§ Work to complete
Skip the pictures. Reproduce all other material exactly.

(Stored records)
━━━

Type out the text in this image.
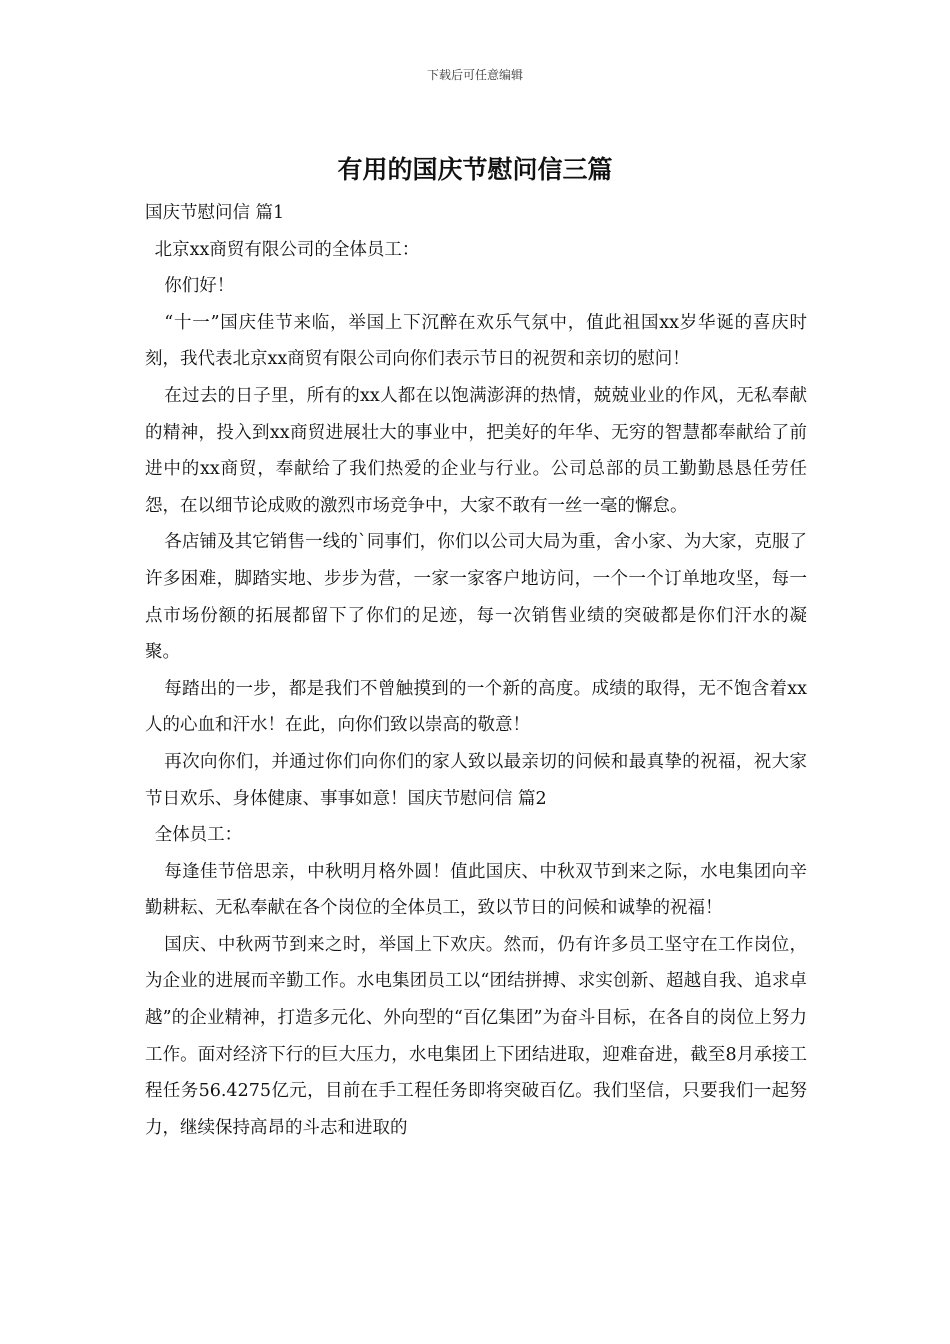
下载后可任意编辑
有用的国庆节慰问信三篇

国庆节慰问信 篇1

北京xx商贸有限公司的全体员工：

你们好！

“十一”国庆佳节来临，举国上下沉醉在欢乐气氛中，值此祖国xx岁华诞的喜庆时刻，我代表北京xx商贸有限公司向你们表示节日的祝贺和亲切的慰问！

在过去的日子里，所有的xx人都在以饱满澎湃的热情，兢兢业业的作风，无私奉献的精神，投入到xx商贸进展壮大的事业中，把美好的年华、无穷的智慧都奉献给了前进中的xx商贸，奉献给了我们热爱的企业与行业。公司总部的员工勤勤恳恳任劳任怨，在以细节论成败的激烈市场竞争中，大家不敢有一丝一毫的懈怠。

各店铺及其它销售一线的`同事们，你们以公司大局为重，舍小家、为大家，克服了许多困难，脚踏实地、步步为营，一家一家客户地访问，一个一个订单地攻坚，每一点市场份额的拓展都留下了你们的足迹，每一次销售业绩的突破都是你们汗水的凝聚。

每踏出的一步，都是我们不曾触摸到的一个新的高度。成绩的取得，无不饱含着xx人的心血和汗水！在此，向你们致以崇高的敬意！

再次向你们，并通过你们向你们的家人致以最亲切的问候和最真挚的祝福，祝大家节日欢乐、身体健康、事事如意！国庆节慰问信 篇2

全体员工：

每逢佳节倍思亲，中秋明月格外圆！值此国庆、中秋双节到来之际，水电集团向辛勤耕耘、无私奉献在各个岗位的全体员工，致以节日的问候和诚挚的祝福！

国庆、中秋两节到来之时，举国上下欢庆。然而，仍有许多员工坚守在工作岗位，为企业的进展而辛勤工作。水电集团员工以“团结拼搏、求实创新、超越自我、追求卓越”的企业精神，打造多元化、外向型的“百亿集团”为奋斗目标，在各自的岗位上努力工作。面对经济下行的巨大压力，水电集团上下团结进取，迎难奋进，截至8月承接工程任务56.4275亿元，目前在手工程任务即将突破百亿。我们坚信，只要我们一起努力，继续保持高昂的斗志和进取的
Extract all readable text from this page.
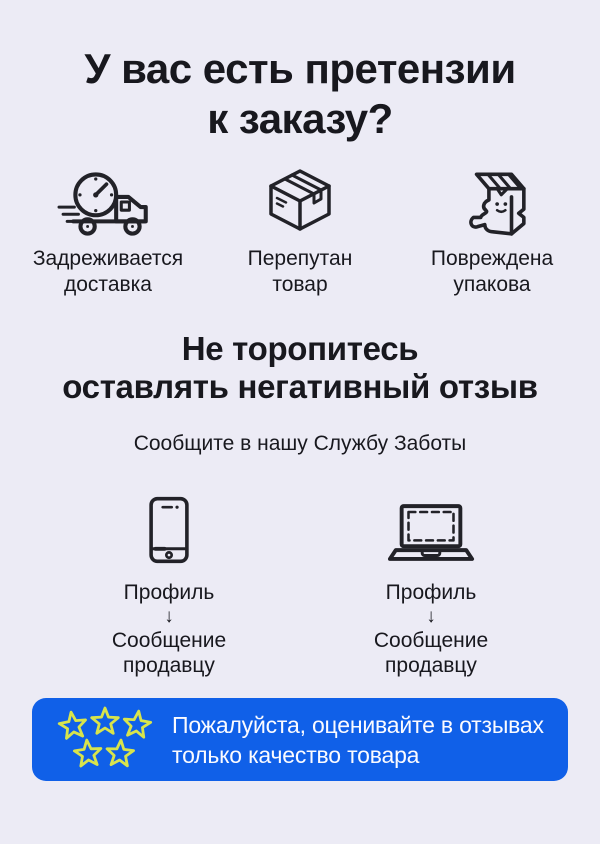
У вас есть претензии
к заказу?
Задреживается
доставка
Перепутан
товар
Повреждена
упакова
Не торопитесь
оставлять негативный отзыв
Сообщите в нашу Службу Заботы
Профиль
↓
Сообщение
продавцу
Профиль
↓
Сообщение
продавцу
Пожалуйста, оценивайте в отзывах
только качество товара
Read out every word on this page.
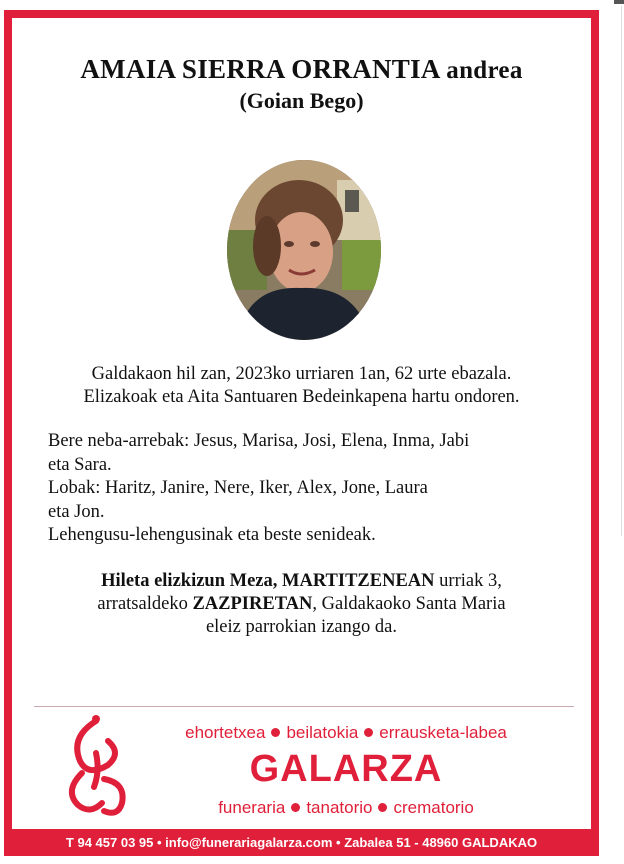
AMAIA SIERRA ORRANTIA andrea
(Goian Bego)
Galdakaon hil zan, 2023ko urriaren 1an, 62 urte ebazala.
Elizakoak eta Aita Santuaren Bedeinkapena hartu ondoren.
Bere neba-arrebak: Jesus, Marisa, Josi, Elena, Inma, Jabi
eta Sara.
Lobak: Haritz, Janire, Nere, Iker, Alex, Jone, Laura
eta Jon.
Lehengusu-lehengusinak eta beste senideak.
Hileta elizkizun Meza, MARTITZENEAN urriak 3,
arratsaldeko ZAZPIRETAN, Galdakaoko Santa Maria
eleiz parrokian izango da.
ehortetxea beilatokia errausketa-labea
GALARZA
funeraria tanatorio crematorio
T 94 457 03 95 • info@funerariagalarza.com • Zabalea 51 - 48960 GALDAKAO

━━━

§ Worked answer
Type out the text in this image.
下载后可任意编辑
有用的国庆节慰问信三篇

国庆节慰问信 篇1

北京xx商贸有限公司的全体员工：

你们好！

“十一”国庆佳节来临，举国上下沉醉在欢乐气氛中，值此祖国xx岁华诞的喜庆时刻，我代表北京xx商贸有限公司向你们表示节日的祝贺和亲切的慰问！

在过去的日子里，所有的xx人都在以饱满澎湃的热情，兢兢业业的作风，无私奉献的精神，投入到xx商贸进展壮大的事业中，把美好的年华、无穷的智慧都奉献给了前进中的xx商贸，奉献给了我们热爱的企业与行业。公司总部的员工勤勤恳恳任劳任怨，在以细节论成败的激烈市场竞争中，大家不敢有一丝一毫的懈怠。

各店铺及其它销售一线的`同事们，你们以公司大局为重，舍小家、为大家，克服了许多困难，脚踏实地、步步为营，一家一家客户地访问，一个一个订单地攻坚，每一点市场份额的拓展都留下了你们的足迹，每一次销售业绩的突破都是你们汗水的凝聚。

每踏出的一步，都是我们不曾触摸到的一个新的高度。成绩的取得，无不饱含着xx人的心血和汗水！在此，向你们致以崇高的敬意！

再次向你们，并通过你们向你们的家人致以最亲切的问候和最真挚的祝福，祝大家节日欢乐、身体健康、事事如意！国庆节慰问信 篇2

全体员工：

每逢佳节倍思亲，中秋明月格外圆！值此国庆、中秋双节到来之际，水电集团向辛勤耕耘、无私奉献在各个岗位的全体员工，致以节日的问候和诚挚的祝福！

国庆、中秋两节到来之时，举国上下欢庆。然而，仍有许多员工坚守在工作岗位，为企业的进展而辛勤工作。水电集团员工以“团结拼搏、求实创新、超越自我、追求卓越”的企业精神，打造多元化、外向型的“百亿集团”为奋斗目标，在各自的岗位上努力工作。面对经济下行的巨大压力，水电集团上下团结进取，迎难奋进，截至8月承接工程任务56.4275亿元，目前在手工程任务即将突破百亿。我们坚信，只要我们一起努力，继续保持高昂的斗志和进取的
Extract all readable text from this page.
У вас есть претензии
к заказу?
Задреживается
доставка
Перепутан
товар
Повреждена
упакова
Не торопитесь
оставлять негативный отзыв
Сообщите в нашу Службу Заботы
Профиль
↓
Сообщение
продавцу
Профиль
↓
Сообщение
продавцу
Пожалуйста, оценивайте в отзывах
только качество товара
Read out every word on this page.
AMAIA SIERRA ORRANTIA andrea
(Goian Bego)
Galdakaon hil zan, 2023ko urriaren 1an, 62 urte ebazala.
Elizakoak eta Aita Santuaren Bedeinkapena hartu ondoren.
Bere neba-arrebak: Jesus, Marisa, Josi, Elena, Inma, Jabi
eta Sara.
Lobak: Haritz, Janire, Nere, Iker, Alex, Jone, Laura
eta Jon.
Lehengusu-lehengusinak eta beste senideak.
Hileta elizkizun Meza, MARTITZENEAN urriak 3,
arratsaldeko ZAZPIRETAN, Galdakaoko Santa Maria
eleiz parrokian izango da.
ehortetxea beilatokia errausketa-labea
GALARZA
funeraria tanatorio crematorio
T 94 457 03 95 • info@funerariagalarza.com • Zabalea 51 - 48960 GALDAKAO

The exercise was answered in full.